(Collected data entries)
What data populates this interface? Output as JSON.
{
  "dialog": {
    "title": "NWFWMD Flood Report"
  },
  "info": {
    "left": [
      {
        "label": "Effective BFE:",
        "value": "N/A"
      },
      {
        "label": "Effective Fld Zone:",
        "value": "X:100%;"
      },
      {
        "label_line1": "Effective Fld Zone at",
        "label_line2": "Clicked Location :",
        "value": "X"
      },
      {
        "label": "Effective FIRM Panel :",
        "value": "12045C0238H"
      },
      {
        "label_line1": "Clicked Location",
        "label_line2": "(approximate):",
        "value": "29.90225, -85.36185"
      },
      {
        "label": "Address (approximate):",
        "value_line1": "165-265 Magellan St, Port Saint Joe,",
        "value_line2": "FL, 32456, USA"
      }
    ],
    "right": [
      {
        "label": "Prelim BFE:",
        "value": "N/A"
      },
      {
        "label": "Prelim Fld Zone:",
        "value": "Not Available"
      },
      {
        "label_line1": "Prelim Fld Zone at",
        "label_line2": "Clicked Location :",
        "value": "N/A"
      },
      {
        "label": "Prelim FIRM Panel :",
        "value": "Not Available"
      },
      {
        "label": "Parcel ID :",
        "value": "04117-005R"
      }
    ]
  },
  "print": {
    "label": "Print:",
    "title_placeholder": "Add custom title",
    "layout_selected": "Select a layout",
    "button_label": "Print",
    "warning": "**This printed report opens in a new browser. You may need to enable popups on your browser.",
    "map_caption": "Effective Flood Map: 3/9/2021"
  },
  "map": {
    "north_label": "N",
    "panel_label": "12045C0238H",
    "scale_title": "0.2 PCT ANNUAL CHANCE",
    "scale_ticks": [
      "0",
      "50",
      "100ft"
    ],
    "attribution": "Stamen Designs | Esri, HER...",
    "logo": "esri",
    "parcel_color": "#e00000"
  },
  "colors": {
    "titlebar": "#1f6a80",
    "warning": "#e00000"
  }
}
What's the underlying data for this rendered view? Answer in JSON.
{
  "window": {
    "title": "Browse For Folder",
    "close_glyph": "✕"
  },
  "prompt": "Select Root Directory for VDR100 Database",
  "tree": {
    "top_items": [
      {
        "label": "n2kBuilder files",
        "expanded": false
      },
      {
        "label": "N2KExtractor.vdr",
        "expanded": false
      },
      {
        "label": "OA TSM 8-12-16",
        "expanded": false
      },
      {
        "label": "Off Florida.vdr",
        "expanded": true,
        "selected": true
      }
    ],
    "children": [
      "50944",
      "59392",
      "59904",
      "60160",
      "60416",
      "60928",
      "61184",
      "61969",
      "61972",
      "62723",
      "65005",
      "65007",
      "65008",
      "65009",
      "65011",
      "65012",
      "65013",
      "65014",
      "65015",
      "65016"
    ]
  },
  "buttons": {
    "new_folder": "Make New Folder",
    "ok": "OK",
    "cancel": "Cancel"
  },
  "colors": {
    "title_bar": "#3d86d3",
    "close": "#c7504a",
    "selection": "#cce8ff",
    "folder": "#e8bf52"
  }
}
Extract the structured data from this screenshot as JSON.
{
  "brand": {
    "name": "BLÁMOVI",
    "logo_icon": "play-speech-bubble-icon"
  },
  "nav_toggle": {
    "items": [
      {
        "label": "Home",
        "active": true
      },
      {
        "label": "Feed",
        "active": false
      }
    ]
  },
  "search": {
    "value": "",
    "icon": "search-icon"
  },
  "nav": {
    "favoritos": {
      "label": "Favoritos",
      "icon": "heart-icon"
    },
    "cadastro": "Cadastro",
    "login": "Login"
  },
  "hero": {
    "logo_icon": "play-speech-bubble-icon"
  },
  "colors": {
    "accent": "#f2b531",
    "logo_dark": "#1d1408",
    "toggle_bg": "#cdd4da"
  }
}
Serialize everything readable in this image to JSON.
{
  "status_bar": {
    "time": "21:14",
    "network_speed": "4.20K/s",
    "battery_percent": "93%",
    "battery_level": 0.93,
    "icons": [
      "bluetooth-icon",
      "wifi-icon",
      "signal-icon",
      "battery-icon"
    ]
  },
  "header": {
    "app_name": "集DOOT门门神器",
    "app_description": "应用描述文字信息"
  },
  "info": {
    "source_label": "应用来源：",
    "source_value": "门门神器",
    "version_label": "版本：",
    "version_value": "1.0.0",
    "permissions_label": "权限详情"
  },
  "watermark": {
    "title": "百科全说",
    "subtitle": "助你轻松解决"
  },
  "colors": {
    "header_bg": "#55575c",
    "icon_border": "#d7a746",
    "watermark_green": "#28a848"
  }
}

- _TASK DETAILS_
Beginning at the line containing "Serialize everything readable", repeat each line exactly through the last line of the entries, and include no other lines.

- _EXERCISE ANSWER_
Serialize everything readable in this image to JSON.
{
  "status_bar": {
    "time": "21:14",
    "network_speed": "4.20K/s",
    "battery_percent": "93%",
    "battery_level": 0.93,
    "icons": [
      "bluetooth-icon",
      "wifi-icon",
      "signal-icon",
      "battery-icon"
    ]
  },
  "header": {
    "app_name": "集DOOT门门神器",
    "app_description": "应用描述文字信息"
  },
  "info": {
    "source_label": "应用来源：",
    "source_value": "门门神器",
    "version_label": "版本：",
    "version_value": "1.0.0",
    "permissions_label": "权限详情"
  },
  "watermark": {
    "title": "百科全说",
    "subtitle": "助你轻松解决"
  },
  "colors": {
    "header_bg": "#55575c",
    "icon_border": "#d7a746",
    "watermark_green": "#28a848"
  }
}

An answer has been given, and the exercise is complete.